## TEXT SECTION
:::::

Greatford had its annual returns of traffic recorded, as did Marton to the north and Halcombe to the south. In 1912 the station sold 6,258 tickets. By 1923 that had declined to 4,613 passengers, but it still had 22,165 sheep and pigs arriving at the station. In 1950 passenger numbers were down to 2,968. However, in the early days, traffic was such that, in 1897, a Mrs Wolferston asked for authority to supply tea, coffee, and refreshments at the station. In the 1920s the station was staffed at grade 7 by a stationmaster and clerk.

==== Greatford village ====
Although the village only had a small population (81 in 1886, 132 in 1901, 135 in 2018), the station also served large estates, such as those of former prime minister, William Fox, at Westoe (listed as a Category 1 Historic Place on 29 November 1985) and of William Jarvis Willis at Woodendean. St Martin's Anglican Church was the first building designed by Frederick de Jersey Clere, on land that had been part of Woodendean. It has had a Category 2 listing since 2 April 2004.

==== Bulls and proposed Levin to Greatford railway ====
The station was also the railhead for Bulls. Planned rail links to Bulls were never built. A 4 mi branch line was considered in 1879, but rejected in 1880. In 1914 a 4 mi branch was authorised. It isn't clear if this was the gravel pit siding, eventually built, or whether, as suggested at the time, it was to be a link to the Sanson tramway. That proposal had been made in 1892, was rejected in 1916, and made again in 1937. It was planned as a railway from Levin, via an upgrade of the tramway, to Bulls and Greatford, via Foxton. It was claimed that bypassing Palmerston North would shorten the NIMT by about 19 mi, or a 1905 estimate said 15 mi. There had also been a request in 1878 to lay a tramway across the railway at Greatford and, in 1883, a plan of a tramway from Greatford to the Rangitīkei River.

==== Gravel pit ====
Rangitīkei County Council had a siding leading to a gravel pit in a bend of the river, 2.55 km south of Greatford, from about 1915. It was a short siding, also known as Kakariki Ballast Pit and had been used as a source of railway ballast from 1888, despite the objections of its landowners.

=== Station structures ===
When the station opened it had no waiting room. On 20 March 1878 a contract had been signed with J & C Bull for station buildings, which were completed by 5 August 1879. It seems that the 5th class station built at Halcombe was moved to Greatford, when a much larger station replaced it in 1878. In 1887 a telephone replaced a Morse telegraph and, by 1896, there was a 5th class station, passenger platform, cart approach to platform, 40 ft by 30 ft goods shed, cattle yards, water service, stationmaster's house, urinals and a passing loop for 27 wagons. In 1897 a loading bank and crane were added and the approach road widened, and in 1898 sheep yards were built. On 19 February 1917 the goods shed burnt down. From 1878 to 1968 there was a Post Office at the station. In 1963 two 7½-ton electric gantries were built to handle concrete products.

=== Closure ===
In 1966 the sheep yards were reduced and then closed on 6 March 1972, when they were sold and removed. Fire damaged the station building in 1978. In 1980 all that remained was a high-level loading bank and a loop for 48 wagons. On Sunday 27 March 1983 the station closed to all traffic.

=== Incidents ===
An engine and three trucks overturned when they derailed on the points at the station in 1925. A similar derailment occurred a year earlier.

:::::

## DATA FOR ANALYSIS
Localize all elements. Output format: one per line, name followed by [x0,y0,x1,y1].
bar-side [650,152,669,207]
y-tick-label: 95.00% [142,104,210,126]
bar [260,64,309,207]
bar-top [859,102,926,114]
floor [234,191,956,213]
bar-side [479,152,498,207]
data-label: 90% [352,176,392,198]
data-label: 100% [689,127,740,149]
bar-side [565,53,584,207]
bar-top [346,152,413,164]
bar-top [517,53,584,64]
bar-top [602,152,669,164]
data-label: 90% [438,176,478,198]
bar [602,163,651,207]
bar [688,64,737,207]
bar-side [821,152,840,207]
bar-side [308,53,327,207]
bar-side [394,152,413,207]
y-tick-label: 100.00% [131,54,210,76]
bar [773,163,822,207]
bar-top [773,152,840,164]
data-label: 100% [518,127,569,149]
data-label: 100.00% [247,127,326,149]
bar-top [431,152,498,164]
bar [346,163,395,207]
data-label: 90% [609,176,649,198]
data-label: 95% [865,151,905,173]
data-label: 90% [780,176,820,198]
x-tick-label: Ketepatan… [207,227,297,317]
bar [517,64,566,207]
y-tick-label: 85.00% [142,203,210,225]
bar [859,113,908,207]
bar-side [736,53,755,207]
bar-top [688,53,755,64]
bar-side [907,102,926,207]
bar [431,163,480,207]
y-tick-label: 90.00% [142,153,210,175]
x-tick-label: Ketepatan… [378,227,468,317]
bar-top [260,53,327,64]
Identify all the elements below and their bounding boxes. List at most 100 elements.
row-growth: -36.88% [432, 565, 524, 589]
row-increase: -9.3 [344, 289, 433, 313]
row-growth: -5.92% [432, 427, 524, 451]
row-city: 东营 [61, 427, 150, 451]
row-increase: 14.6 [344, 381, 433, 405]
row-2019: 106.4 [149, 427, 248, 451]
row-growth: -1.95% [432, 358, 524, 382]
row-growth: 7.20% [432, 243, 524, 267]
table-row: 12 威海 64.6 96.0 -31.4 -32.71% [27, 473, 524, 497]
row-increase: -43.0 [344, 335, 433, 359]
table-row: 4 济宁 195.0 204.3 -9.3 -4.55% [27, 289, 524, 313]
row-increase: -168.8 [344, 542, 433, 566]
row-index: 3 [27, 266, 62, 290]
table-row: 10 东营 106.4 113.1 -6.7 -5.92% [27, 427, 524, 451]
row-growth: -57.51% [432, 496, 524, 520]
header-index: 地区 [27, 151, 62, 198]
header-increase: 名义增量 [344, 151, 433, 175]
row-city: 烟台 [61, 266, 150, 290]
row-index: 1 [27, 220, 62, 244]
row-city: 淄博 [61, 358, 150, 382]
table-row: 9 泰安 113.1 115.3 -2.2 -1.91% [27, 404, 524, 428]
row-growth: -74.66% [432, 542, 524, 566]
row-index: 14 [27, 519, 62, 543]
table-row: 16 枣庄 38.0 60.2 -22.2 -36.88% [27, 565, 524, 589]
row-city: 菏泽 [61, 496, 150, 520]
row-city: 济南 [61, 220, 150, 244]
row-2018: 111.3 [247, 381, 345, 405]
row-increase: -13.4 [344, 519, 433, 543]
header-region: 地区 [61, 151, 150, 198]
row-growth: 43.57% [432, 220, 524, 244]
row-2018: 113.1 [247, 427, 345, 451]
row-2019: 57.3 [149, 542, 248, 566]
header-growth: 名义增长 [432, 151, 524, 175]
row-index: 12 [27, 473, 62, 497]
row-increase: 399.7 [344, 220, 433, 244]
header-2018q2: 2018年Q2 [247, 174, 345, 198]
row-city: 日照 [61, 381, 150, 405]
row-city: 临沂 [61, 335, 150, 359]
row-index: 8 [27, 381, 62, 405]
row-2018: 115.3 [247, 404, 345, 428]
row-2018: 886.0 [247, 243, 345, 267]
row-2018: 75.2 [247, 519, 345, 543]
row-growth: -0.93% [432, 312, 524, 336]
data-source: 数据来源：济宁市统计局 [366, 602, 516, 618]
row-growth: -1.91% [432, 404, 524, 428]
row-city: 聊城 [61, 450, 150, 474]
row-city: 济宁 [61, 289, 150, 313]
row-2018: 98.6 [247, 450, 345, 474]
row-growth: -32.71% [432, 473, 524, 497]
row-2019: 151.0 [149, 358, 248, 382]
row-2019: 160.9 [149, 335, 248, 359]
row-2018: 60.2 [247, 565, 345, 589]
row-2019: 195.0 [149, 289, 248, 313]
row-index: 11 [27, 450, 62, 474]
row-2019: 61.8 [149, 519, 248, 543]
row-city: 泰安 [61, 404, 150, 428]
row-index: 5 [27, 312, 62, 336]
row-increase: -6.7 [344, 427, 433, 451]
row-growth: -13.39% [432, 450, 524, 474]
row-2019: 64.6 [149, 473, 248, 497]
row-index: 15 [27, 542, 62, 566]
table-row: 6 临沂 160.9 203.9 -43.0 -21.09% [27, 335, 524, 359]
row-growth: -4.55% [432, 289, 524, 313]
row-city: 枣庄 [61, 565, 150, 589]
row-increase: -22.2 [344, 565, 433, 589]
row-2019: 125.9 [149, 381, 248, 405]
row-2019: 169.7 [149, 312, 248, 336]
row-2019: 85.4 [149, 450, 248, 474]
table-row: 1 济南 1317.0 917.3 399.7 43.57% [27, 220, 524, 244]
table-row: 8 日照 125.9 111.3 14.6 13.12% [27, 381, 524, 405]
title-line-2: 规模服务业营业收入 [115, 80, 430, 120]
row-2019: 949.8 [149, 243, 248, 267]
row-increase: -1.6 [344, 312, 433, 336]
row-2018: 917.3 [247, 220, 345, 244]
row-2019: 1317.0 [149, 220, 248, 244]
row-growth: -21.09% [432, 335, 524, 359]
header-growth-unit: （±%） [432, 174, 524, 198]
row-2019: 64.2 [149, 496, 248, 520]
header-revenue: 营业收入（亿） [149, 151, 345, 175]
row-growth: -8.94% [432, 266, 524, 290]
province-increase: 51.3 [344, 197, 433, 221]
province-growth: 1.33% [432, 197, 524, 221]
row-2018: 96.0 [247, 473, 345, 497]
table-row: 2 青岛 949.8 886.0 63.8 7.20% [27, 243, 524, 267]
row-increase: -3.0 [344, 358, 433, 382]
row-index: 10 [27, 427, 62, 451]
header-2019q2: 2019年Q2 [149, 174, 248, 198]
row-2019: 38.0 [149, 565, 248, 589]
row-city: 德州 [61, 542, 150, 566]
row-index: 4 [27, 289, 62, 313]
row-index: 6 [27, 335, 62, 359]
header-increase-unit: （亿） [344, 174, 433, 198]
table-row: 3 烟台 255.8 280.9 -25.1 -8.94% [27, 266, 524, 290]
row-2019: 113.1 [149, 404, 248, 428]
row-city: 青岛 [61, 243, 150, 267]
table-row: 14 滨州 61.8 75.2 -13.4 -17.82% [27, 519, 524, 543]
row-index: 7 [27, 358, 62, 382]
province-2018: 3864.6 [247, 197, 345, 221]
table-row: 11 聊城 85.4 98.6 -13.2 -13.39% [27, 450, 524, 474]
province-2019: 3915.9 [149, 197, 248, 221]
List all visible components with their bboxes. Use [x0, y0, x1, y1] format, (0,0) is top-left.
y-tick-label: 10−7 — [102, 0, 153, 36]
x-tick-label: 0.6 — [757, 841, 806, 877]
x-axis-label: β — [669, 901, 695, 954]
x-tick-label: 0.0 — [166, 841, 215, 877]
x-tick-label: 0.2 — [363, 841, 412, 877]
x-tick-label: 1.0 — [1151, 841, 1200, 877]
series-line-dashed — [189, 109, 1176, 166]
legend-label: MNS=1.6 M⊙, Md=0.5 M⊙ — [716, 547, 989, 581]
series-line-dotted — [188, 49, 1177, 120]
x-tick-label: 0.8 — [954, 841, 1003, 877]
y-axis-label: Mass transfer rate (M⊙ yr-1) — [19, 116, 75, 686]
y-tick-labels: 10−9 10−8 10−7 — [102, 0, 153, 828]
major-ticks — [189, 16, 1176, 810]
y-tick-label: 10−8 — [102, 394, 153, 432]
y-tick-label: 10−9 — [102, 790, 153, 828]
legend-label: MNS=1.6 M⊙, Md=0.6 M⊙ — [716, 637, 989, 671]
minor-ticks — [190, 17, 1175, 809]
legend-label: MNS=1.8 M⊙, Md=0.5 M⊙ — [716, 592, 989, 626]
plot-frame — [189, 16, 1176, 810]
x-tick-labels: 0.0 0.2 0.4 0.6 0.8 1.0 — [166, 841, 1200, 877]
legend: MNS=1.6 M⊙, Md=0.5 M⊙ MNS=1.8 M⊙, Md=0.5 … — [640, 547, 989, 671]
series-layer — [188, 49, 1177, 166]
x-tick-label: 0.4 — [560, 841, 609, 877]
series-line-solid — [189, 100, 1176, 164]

:::::

## TASK PROMPT
Say whether each statement agrees with the text on Greatford station, answering yes or no and quoting the text's words that settle it: (a) The station's goods shed burned down in 1917. (b) A Post Office operated at the station until it closed in 1983. (c) The station closed to all traffic on a Sunday in March 1983.

## SOLVED EXERCISE
(a) Yes: "On 19 February 1917 the goods shed burnt down."
(b) No: "From 1878 to 1968 there was a Post Office at the station."
(c) Yes: "On Sunday 27 March 1983 the station closed to all traffic."